------ Entries shown
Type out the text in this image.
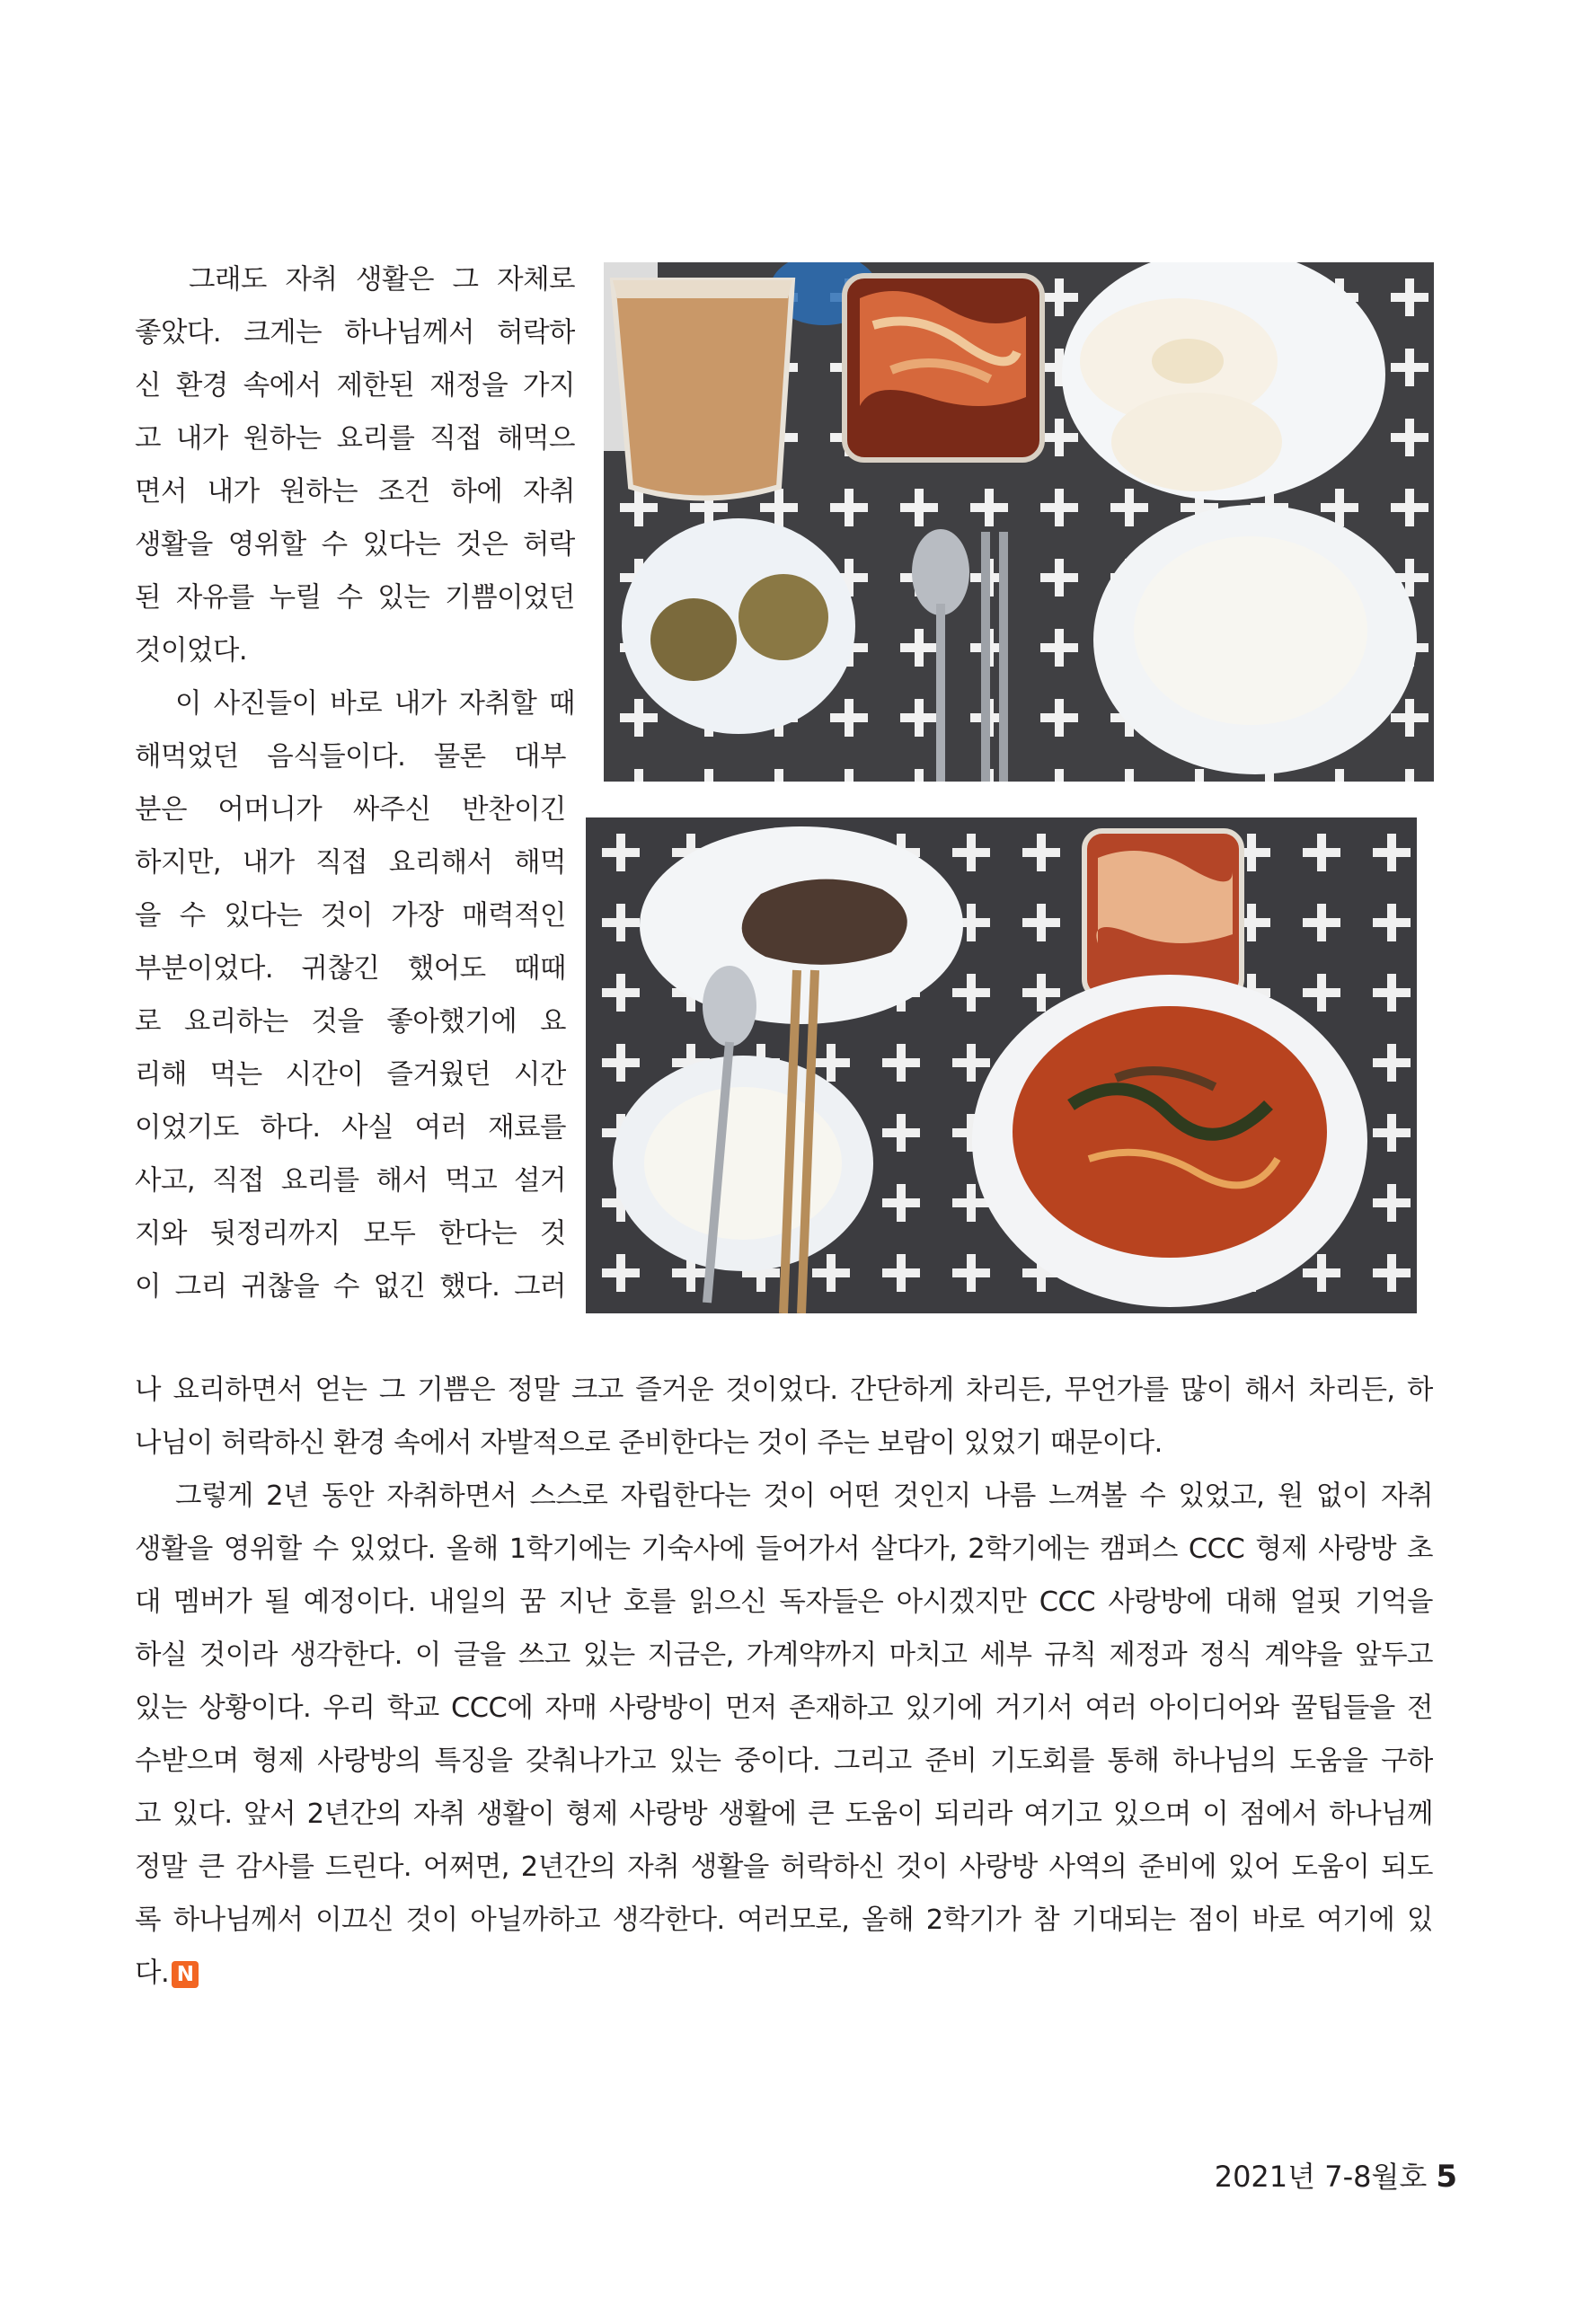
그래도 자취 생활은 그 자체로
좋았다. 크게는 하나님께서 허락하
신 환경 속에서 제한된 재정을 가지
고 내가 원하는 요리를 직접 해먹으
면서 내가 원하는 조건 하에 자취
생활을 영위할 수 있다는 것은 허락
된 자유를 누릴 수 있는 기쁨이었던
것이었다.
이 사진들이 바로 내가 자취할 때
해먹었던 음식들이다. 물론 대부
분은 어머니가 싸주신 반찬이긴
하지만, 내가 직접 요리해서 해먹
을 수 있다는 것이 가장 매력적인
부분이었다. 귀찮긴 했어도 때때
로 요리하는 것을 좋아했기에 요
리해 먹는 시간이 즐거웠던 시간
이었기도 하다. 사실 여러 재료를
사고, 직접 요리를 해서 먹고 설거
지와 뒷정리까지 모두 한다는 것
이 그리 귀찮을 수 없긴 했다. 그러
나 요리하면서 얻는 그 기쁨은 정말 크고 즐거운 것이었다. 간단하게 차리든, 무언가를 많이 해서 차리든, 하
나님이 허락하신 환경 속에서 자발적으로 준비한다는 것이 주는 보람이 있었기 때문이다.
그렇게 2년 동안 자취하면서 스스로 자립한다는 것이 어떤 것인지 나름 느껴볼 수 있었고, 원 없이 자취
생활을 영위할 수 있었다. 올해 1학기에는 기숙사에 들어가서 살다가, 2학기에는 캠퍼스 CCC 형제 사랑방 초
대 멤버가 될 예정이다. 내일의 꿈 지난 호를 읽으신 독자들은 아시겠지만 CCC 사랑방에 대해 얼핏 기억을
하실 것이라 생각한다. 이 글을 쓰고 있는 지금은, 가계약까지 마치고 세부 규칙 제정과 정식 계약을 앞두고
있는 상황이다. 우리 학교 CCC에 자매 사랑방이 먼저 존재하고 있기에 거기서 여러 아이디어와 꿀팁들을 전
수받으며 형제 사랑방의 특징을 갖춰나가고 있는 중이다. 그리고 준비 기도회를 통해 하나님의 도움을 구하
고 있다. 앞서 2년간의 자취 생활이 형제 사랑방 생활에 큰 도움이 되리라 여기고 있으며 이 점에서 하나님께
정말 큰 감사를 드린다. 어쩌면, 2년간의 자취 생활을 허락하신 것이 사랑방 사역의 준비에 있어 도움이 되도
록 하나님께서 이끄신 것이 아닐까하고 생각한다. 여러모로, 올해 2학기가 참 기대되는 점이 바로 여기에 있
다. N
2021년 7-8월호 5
------------
Work required: Copy, from the material, each line that holds the string "허락하신".

Reply:
나님이 허락하신 환경 속에서 자발적으로 준비한다는 것이 주는 보람이 있었기 때문이다.
정말 큰 감사를 드린다. 어쩌면, 2년간의 자취 생활을 허락하신 것이 사랑방 사역의 준비에 있어 도움이 되도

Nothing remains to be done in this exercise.